• [EXERCISE OBJECTIVE]
Where does the string "metrics" appear? Copy every line of the entries below that holds it.

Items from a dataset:

=-=-=-=-=

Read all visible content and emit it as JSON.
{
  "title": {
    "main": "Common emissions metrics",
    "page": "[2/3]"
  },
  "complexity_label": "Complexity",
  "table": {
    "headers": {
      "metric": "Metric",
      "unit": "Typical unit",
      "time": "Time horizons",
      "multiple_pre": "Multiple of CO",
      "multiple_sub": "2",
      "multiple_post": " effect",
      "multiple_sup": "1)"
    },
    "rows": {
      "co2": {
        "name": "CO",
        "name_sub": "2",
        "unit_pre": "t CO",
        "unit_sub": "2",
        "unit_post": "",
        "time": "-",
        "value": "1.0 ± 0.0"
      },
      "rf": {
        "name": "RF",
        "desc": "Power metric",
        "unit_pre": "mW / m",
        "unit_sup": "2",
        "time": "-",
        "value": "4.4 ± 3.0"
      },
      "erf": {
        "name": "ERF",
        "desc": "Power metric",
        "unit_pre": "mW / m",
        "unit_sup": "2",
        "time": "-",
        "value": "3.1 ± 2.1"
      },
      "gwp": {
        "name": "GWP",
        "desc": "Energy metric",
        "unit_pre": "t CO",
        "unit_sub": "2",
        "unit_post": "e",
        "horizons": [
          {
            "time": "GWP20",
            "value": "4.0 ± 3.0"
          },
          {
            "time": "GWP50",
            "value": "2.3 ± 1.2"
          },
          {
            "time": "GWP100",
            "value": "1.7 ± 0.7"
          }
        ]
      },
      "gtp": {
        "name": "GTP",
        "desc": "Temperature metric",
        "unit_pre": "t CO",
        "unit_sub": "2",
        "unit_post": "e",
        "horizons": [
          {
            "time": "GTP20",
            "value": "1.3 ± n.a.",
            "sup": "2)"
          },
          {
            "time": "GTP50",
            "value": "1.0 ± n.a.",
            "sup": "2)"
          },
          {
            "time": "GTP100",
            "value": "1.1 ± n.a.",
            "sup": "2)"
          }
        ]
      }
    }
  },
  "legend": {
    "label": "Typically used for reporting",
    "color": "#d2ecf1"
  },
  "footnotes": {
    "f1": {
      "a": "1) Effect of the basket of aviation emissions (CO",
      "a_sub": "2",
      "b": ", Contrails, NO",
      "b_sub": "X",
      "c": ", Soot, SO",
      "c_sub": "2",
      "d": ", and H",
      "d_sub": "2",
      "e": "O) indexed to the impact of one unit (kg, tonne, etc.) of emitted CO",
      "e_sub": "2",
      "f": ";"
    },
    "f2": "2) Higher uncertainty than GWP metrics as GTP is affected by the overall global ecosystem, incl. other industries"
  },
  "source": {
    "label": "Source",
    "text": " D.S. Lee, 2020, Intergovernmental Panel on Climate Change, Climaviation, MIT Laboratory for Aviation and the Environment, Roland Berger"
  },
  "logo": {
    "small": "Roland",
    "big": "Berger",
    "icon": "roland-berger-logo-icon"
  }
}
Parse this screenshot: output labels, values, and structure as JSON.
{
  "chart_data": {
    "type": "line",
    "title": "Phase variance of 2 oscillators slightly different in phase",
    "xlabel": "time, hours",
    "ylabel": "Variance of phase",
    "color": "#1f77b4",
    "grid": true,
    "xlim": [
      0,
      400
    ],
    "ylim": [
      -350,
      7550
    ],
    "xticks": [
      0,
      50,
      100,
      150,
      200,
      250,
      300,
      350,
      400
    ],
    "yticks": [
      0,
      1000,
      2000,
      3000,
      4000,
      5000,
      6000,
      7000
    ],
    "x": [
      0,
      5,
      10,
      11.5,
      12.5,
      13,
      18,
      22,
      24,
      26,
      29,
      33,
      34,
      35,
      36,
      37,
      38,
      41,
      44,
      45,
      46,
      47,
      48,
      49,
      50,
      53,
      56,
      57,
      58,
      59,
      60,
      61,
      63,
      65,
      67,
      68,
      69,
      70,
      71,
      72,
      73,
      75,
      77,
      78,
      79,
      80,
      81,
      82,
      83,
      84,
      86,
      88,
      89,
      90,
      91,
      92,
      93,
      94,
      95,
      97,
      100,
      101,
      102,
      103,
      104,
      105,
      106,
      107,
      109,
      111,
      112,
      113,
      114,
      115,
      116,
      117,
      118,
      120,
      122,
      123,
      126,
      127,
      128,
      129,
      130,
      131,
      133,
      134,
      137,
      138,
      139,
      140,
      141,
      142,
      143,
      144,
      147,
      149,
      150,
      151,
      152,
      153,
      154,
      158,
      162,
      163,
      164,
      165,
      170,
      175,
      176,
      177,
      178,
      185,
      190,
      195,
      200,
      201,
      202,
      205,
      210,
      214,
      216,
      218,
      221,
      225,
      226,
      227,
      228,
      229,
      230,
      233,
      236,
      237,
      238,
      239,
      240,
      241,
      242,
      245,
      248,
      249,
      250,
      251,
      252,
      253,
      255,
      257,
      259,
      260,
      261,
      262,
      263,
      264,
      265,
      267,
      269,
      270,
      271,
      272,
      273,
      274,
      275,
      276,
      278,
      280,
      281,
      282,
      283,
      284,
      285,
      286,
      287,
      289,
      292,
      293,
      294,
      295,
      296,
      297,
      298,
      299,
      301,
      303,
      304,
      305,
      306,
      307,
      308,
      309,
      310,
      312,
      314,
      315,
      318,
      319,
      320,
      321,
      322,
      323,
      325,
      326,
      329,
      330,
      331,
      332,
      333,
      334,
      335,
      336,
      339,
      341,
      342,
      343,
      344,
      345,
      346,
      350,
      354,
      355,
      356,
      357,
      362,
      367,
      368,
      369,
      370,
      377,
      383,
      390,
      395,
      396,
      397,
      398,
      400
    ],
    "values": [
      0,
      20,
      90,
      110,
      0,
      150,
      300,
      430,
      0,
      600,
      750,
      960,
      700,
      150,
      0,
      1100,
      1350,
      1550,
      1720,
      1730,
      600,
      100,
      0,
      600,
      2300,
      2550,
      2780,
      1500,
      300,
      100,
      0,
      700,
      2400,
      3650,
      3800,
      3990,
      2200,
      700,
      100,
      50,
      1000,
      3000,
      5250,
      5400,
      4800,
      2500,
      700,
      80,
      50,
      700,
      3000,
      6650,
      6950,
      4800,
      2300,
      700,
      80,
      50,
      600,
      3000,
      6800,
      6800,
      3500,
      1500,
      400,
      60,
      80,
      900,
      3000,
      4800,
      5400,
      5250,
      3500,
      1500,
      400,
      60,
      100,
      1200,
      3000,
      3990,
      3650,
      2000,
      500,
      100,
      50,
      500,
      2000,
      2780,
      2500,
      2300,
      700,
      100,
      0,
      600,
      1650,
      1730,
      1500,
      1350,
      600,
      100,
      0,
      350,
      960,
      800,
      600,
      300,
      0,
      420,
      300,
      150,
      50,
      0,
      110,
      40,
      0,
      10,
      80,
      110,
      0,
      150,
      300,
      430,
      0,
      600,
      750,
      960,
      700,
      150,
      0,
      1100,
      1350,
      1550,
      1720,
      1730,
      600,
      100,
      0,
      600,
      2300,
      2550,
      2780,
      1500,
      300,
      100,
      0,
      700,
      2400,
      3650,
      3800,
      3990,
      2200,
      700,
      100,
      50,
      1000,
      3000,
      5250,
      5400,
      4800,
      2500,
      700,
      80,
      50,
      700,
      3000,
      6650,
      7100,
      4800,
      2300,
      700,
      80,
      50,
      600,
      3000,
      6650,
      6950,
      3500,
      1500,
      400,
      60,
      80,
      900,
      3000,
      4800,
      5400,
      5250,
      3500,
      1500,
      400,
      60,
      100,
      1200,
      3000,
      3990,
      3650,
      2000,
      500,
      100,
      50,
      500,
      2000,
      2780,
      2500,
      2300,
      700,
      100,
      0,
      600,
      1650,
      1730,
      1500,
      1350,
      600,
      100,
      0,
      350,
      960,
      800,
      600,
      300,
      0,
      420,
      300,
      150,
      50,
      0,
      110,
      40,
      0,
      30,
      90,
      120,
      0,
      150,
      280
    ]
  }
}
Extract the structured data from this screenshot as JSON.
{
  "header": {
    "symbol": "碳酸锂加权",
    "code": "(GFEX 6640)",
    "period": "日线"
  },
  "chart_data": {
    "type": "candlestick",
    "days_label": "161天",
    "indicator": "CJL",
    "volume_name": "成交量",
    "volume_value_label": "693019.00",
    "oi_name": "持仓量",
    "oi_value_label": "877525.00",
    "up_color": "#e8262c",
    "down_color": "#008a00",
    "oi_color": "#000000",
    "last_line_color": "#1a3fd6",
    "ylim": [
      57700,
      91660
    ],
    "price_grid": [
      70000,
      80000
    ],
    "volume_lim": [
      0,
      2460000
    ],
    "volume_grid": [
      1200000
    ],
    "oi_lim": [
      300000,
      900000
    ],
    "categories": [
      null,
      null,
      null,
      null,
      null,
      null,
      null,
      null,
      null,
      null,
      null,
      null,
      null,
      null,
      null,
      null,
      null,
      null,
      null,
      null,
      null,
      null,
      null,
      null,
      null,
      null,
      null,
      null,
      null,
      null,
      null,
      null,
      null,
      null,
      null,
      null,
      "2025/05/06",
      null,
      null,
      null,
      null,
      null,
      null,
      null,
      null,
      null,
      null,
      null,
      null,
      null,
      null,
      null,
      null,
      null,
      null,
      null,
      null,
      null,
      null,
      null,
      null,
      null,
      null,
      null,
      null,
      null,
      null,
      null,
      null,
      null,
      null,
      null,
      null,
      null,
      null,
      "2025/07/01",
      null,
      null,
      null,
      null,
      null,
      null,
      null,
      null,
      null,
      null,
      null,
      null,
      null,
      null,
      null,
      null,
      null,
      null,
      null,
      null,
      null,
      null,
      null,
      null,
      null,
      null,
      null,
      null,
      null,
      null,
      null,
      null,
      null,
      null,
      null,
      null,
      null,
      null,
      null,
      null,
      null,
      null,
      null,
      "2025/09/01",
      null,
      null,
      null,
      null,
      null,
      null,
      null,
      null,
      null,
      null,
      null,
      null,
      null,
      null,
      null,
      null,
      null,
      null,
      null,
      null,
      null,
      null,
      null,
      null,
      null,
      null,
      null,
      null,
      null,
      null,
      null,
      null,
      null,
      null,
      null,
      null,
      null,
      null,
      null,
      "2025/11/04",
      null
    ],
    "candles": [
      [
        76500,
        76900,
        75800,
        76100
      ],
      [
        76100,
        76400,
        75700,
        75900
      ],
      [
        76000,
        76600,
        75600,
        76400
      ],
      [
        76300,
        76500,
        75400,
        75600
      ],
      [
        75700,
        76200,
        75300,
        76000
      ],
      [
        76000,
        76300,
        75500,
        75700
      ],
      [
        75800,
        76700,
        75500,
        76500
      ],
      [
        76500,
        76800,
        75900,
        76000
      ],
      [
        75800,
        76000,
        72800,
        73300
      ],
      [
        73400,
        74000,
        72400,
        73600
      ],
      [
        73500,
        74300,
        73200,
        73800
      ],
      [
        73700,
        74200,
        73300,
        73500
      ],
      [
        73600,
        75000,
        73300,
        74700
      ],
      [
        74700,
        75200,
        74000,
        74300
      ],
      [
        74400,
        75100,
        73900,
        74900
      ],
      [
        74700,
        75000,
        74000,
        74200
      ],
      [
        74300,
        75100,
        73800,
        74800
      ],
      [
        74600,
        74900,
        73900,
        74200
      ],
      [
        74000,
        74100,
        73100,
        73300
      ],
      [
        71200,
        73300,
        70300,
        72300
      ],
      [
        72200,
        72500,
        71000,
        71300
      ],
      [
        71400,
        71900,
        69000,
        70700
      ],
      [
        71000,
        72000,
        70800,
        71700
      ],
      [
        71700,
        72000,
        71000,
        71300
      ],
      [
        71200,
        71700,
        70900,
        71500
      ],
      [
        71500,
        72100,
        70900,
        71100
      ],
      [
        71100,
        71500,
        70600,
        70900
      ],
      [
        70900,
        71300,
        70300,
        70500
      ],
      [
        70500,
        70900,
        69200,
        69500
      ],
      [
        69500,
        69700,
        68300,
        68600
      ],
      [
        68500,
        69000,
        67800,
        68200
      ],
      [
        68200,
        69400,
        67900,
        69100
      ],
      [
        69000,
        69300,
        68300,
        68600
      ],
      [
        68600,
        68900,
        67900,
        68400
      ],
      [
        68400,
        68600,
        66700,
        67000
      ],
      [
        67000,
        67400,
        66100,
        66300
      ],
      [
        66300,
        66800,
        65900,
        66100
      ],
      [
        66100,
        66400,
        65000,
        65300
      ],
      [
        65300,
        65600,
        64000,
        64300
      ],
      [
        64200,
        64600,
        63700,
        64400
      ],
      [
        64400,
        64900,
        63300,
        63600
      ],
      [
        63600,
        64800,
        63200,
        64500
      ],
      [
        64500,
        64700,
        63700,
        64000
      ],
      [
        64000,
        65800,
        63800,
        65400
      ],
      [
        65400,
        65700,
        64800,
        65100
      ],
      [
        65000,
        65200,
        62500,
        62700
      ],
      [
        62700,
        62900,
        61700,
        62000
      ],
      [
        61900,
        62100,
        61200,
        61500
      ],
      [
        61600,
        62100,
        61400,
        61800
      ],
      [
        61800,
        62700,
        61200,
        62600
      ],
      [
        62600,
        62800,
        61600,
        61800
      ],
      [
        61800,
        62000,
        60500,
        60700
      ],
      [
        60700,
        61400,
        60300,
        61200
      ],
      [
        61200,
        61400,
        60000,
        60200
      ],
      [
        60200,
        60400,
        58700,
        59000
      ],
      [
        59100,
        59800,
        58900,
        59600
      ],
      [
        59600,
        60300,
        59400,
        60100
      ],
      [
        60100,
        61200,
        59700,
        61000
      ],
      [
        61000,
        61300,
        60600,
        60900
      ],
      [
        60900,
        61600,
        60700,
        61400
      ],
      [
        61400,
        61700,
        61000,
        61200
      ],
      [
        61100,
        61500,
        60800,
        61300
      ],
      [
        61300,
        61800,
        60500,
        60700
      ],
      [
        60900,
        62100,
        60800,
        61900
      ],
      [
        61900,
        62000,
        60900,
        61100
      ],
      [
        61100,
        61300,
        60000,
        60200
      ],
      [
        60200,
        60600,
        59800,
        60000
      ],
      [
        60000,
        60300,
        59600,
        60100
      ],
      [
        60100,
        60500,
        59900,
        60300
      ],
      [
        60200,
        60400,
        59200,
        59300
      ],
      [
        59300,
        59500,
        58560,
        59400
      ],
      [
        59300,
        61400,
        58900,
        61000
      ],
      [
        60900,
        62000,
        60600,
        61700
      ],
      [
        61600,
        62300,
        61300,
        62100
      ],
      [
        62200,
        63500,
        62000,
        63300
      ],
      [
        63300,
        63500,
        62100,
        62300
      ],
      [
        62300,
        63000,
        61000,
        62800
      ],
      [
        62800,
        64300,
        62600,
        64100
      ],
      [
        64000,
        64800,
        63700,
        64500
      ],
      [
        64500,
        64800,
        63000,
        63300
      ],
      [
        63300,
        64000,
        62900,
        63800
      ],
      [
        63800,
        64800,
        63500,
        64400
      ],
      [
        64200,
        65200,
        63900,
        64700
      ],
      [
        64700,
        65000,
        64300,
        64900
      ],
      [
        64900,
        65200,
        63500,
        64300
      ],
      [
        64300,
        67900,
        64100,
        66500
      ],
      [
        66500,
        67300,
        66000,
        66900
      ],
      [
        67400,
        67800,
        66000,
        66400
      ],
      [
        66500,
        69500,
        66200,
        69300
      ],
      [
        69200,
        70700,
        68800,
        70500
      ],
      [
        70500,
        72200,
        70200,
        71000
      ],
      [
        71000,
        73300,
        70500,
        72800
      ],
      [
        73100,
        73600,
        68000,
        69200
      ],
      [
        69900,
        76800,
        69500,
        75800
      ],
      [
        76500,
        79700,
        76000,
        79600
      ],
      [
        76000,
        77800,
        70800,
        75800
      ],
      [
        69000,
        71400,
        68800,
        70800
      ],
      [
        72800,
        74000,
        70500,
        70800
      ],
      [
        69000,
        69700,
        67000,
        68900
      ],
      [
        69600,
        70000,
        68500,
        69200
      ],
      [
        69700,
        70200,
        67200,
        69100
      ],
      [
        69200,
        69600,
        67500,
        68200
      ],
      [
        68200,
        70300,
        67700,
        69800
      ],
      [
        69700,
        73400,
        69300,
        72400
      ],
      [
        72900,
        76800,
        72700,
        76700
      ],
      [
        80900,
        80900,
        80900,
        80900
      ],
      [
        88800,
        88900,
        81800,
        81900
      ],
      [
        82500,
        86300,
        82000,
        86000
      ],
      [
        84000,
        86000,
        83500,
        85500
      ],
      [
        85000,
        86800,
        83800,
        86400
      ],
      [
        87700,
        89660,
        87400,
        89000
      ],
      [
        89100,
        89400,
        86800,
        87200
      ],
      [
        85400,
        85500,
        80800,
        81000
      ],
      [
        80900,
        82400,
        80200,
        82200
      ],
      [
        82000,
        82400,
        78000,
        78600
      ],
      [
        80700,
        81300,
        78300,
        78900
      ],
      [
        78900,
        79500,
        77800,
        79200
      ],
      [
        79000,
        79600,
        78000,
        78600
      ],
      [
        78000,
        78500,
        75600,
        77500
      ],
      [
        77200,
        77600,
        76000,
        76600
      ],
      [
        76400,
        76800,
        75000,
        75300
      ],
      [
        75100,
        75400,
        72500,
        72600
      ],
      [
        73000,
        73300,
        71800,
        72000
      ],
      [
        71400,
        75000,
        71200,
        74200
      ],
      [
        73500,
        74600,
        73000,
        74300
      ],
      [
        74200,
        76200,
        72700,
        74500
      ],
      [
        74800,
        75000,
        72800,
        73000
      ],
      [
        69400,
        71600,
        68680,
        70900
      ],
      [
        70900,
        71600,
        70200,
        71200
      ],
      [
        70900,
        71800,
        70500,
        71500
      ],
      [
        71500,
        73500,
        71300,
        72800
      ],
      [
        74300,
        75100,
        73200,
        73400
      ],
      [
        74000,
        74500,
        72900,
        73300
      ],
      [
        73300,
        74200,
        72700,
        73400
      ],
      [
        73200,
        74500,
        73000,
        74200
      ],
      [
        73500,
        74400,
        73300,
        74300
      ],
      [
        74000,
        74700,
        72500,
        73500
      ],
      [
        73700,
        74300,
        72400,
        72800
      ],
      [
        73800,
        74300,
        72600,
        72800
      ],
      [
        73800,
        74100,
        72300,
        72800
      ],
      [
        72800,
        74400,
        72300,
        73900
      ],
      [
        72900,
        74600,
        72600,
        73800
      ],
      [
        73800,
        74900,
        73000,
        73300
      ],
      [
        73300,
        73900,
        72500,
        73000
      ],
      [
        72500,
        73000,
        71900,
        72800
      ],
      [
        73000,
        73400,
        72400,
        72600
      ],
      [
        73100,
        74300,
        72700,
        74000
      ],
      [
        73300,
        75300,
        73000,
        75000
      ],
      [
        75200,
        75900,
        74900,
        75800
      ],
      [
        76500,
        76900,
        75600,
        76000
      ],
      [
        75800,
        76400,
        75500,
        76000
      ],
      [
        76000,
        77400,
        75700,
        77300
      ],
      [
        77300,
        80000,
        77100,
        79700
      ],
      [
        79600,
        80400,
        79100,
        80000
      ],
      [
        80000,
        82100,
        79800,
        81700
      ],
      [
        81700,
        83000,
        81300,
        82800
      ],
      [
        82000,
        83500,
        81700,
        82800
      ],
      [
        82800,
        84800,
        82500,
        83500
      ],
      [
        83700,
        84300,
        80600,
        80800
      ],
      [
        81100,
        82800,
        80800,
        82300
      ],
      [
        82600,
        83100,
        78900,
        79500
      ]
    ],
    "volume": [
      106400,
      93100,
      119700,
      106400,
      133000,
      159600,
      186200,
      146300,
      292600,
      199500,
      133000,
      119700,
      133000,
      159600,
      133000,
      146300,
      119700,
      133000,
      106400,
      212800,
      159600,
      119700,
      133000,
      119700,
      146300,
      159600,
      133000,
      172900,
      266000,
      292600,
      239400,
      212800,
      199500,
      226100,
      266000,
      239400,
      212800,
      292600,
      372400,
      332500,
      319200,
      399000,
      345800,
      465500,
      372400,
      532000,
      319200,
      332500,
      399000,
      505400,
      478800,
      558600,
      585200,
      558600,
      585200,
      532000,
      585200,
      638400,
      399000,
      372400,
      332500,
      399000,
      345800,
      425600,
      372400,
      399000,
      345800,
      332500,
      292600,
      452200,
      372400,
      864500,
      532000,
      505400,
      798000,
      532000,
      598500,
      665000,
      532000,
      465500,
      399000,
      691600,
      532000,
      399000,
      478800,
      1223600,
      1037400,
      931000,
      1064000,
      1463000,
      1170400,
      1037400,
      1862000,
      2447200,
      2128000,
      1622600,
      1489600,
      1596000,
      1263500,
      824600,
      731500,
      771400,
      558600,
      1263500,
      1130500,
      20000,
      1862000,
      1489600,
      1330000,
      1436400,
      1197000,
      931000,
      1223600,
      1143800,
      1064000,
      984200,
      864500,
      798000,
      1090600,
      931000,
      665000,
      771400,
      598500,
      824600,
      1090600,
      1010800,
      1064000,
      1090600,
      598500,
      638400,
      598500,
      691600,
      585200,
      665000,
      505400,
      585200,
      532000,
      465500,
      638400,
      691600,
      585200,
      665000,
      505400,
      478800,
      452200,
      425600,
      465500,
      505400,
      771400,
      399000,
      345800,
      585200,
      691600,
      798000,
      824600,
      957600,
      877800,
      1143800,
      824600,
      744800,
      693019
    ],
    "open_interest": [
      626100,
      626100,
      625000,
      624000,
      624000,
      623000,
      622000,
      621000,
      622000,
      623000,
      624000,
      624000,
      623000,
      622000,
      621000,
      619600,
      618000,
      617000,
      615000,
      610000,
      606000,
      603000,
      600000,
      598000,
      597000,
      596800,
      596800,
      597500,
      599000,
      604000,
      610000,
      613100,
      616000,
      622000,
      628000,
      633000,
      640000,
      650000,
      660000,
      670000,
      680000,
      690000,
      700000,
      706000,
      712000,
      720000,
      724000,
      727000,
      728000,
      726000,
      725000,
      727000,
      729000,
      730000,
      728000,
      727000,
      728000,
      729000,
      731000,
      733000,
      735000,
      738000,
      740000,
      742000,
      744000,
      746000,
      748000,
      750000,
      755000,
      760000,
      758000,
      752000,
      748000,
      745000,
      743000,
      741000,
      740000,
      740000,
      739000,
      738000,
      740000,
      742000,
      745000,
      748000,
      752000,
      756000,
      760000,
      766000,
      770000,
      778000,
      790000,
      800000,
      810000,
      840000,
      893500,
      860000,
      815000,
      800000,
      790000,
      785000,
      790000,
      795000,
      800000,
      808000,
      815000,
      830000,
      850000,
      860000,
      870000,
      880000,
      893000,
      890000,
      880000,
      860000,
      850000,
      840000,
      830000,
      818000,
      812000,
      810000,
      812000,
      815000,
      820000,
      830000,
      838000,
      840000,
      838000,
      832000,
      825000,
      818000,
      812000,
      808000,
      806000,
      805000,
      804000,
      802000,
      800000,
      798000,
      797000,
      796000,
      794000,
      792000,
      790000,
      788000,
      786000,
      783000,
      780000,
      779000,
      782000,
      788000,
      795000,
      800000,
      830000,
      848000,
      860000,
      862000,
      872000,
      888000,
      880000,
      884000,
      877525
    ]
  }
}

=-=-=-=-=

• [RESULT]
    "main": "Common emissions metrics",
    "f2": "2) Higher uncertainty than GWP metrics as GTP is affected by the overall global ecosystem, incl. other industries"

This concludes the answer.